» **EXERCISE**
Look over the lines below. Report each one that includes the string "this".
===== DATA SECTION =====
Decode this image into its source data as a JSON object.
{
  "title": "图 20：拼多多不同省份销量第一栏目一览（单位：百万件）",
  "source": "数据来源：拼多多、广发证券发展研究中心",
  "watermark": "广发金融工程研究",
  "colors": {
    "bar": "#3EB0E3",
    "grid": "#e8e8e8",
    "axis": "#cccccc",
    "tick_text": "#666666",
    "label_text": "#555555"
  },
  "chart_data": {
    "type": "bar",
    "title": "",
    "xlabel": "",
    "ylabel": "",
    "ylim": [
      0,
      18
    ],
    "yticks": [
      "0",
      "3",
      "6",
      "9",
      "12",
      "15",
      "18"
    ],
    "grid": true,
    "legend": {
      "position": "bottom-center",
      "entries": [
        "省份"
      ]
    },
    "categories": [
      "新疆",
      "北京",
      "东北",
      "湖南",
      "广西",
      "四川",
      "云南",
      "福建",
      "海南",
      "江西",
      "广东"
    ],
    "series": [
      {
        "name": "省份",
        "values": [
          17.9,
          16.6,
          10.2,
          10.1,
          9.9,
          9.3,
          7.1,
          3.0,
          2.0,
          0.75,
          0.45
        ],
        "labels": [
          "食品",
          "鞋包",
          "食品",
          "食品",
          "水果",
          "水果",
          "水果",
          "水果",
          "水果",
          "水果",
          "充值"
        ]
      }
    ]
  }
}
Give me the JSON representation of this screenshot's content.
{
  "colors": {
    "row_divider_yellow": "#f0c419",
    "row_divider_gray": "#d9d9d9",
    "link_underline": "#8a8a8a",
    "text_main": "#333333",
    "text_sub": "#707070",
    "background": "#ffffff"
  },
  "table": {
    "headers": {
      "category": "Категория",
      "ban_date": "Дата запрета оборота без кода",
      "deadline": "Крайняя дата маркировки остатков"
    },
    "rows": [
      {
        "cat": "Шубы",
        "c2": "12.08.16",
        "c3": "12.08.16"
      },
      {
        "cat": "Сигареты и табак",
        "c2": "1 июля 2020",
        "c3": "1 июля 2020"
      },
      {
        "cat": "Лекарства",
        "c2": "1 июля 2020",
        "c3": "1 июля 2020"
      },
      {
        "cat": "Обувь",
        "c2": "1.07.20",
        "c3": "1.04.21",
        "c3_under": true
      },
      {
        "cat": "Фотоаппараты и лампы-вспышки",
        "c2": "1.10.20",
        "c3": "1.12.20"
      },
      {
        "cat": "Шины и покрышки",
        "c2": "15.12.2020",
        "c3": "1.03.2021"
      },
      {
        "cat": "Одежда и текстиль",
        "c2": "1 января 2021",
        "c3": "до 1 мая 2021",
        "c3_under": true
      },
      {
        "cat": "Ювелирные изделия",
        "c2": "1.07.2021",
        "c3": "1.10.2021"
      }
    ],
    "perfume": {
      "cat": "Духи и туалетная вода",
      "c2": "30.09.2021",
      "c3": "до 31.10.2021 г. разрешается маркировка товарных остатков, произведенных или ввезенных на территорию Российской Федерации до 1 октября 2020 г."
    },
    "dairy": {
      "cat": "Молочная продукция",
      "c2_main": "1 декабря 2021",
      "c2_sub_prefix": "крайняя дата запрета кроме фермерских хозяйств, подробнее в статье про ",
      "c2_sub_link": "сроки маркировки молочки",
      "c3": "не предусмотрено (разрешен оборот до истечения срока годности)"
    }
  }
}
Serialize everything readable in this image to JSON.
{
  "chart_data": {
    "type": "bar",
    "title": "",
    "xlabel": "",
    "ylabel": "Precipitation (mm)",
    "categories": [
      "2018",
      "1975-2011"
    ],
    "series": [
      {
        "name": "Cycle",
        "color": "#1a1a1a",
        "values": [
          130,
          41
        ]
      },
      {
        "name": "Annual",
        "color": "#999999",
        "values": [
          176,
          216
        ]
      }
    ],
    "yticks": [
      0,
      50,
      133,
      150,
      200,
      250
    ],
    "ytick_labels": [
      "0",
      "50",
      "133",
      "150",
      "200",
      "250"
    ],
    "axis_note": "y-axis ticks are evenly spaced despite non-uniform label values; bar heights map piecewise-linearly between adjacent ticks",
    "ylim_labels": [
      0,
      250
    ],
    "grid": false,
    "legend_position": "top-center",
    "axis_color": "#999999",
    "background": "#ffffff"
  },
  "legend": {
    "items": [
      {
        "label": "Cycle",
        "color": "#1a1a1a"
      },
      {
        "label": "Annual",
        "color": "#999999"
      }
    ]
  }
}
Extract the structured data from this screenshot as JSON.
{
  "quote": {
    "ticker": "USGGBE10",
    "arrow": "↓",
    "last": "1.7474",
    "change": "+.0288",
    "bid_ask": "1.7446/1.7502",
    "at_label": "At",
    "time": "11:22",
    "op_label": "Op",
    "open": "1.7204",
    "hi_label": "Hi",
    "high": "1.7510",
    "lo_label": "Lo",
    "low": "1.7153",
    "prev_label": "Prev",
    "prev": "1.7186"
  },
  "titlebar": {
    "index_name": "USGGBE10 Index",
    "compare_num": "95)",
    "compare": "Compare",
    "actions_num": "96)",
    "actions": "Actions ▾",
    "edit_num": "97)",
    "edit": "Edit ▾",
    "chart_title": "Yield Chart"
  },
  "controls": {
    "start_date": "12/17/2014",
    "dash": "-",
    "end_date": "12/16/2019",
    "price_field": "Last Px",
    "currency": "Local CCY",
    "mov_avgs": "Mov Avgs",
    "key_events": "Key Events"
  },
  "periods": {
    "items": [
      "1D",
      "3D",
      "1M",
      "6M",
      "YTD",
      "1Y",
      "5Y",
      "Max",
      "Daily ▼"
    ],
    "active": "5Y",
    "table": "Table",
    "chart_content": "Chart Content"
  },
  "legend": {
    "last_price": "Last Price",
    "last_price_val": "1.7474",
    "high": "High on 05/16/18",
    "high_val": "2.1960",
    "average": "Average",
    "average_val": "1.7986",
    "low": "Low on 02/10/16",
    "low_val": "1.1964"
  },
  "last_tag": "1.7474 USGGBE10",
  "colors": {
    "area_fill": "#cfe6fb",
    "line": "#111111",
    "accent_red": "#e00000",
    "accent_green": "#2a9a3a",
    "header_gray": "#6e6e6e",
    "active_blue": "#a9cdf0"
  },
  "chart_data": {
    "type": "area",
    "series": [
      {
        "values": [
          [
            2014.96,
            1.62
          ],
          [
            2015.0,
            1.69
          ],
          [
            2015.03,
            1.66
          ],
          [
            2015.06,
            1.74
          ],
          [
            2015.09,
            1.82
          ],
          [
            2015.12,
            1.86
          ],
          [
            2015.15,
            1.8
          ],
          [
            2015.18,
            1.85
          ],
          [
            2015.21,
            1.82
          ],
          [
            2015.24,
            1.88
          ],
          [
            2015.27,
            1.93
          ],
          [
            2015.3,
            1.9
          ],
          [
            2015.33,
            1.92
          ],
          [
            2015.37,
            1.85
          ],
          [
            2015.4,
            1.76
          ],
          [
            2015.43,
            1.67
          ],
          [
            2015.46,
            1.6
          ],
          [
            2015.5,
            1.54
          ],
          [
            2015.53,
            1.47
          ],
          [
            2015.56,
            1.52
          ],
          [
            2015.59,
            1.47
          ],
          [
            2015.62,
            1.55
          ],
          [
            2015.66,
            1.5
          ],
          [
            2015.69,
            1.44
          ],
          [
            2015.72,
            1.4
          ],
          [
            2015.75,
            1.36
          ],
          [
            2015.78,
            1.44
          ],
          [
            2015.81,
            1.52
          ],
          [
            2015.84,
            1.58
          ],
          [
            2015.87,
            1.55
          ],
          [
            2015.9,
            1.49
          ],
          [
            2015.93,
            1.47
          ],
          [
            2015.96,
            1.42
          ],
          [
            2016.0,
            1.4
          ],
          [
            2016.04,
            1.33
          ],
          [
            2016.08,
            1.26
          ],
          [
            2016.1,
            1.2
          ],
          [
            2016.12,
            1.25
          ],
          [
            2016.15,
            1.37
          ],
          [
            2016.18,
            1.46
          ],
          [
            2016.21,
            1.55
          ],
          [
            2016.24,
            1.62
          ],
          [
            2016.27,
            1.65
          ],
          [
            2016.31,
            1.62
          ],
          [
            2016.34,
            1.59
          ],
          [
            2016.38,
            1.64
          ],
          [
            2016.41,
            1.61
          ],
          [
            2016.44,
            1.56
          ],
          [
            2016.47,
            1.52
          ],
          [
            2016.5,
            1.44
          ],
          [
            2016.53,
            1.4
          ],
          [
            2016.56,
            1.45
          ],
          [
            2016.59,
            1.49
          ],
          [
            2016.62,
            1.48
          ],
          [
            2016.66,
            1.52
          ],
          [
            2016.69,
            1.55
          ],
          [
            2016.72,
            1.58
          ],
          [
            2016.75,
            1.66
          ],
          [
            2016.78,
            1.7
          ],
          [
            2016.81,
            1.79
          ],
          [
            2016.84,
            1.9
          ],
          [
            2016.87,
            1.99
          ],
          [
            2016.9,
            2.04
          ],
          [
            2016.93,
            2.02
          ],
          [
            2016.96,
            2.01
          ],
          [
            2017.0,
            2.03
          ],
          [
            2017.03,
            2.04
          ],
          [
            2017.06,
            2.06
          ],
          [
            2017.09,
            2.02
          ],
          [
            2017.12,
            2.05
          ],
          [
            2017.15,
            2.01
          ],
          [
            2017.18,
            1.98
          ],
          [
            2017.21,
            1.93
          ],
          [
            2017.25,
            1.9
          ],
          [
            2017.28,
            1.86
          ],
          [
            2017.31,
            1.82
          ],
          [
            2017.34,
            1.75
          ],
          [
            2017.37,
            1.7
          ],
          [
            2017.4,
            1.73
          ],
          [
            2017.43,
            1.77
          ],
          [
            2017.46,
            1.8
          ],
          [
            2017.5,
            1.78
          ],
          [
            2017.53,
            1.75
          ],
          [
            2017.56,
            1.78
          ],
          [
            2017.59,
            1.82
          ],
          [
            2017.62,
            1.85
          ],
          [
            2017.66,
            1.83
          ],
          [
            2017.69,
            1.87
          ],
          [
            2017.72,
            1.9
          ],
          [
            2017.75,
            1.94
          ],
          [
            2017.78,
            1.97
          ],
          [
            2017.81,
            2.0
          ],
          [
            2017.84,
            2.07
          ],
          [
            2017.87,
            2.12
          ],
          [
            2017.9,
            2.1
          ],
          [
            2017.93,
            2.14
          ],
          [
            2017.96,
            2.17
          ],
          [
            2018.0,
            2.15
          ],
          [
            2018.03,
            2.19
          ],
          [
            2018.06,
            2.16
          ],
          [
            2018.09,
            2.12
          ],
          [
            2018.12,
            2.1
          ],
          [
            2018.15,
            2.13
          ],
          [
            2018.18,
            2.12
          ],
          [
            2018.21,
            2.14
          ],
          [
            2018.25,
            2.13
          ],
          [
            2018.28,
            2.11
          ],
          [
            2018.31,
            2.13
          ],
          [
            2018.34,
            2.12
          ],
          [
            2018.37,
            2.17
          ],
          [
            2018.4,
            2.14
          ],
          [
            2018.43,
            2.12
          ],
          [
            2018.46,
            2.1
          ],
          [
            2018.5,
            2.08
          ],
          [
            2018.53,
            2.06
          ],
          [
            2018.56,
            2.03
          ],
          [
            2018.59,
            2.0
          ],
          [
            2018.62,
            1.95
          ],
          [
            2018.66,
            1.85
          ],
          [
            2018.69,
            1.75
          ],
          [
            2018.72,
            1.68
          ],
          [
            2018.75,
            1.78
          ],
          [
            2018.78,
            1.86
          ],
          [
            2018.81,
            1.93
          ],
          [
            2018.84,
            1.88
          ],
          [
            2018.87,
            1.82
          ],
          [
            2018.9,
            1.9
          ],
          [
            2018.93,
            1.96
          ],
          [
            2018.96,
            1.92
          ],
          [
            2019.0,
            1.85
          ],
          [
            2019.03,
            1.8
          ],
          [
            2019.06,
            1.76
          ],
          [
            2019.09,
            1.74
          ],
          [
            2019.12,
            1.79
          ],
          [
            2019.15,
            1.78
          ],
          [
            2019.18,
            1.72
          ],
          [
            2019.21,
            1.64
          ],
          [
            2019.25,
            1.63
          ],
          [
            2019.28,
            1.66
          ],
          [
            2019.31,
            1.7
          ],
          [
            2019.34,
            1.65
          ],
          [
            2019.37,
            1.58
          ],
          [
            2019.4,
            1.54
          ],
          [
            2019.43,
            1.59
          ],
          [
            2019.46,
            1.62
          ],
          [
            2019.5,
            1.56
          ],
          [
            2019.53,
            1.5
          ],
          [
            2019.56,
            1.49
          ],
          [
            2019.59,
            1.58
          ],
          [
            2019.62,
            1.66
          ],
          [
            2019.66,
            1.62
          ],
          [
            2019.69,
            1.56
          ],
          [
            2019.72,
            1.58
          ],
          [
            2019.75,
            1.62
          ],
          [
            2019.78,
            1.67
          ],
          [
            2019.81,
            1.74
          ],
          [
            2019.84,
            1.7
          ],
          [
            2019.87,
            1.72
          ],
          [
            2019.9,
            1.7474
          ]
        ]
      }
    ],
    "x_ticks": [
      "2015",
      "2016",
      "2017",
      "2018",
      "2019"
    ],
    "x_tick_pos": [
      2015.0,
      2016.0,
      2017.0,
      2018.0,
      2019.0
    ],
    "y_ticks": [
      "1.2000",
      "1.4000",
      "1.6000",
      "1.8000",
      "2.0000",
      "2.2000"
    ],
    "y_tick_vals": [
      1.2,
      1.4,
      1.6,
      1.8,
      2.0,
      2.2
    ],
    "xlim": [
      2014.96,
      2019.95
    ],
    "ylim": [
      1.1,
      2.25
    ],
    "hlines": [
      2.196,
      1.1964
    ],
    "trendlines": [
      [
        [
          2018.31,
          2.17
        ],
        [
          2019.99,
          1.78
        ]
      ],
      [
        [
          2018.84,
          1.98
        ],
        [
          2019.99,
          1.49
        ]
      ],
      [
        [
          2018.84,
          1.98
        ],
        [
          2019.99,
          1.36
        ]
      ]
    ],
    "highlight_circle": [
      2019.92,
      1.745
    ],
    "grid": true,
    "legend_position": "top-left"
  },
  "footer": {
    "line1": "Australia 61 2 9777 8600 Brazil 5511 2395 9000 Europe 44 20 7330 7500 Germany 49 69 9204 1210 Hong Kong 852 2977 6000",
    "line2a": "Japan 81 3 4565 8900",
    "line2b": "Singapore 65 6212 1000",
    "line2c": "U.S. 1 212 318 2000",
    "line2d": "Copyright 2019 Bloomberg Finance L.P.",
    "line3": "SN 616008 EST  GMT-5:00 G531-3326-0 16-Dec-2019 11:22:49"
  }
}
=====
» **CORRECT ANSWER**
Decode this image into its source data as a JSON object.
Give me the JSON representation of this screenshot's content.
Serialize everything readable in this image to JSON.
Extract the structured data from this screenshot as JSON.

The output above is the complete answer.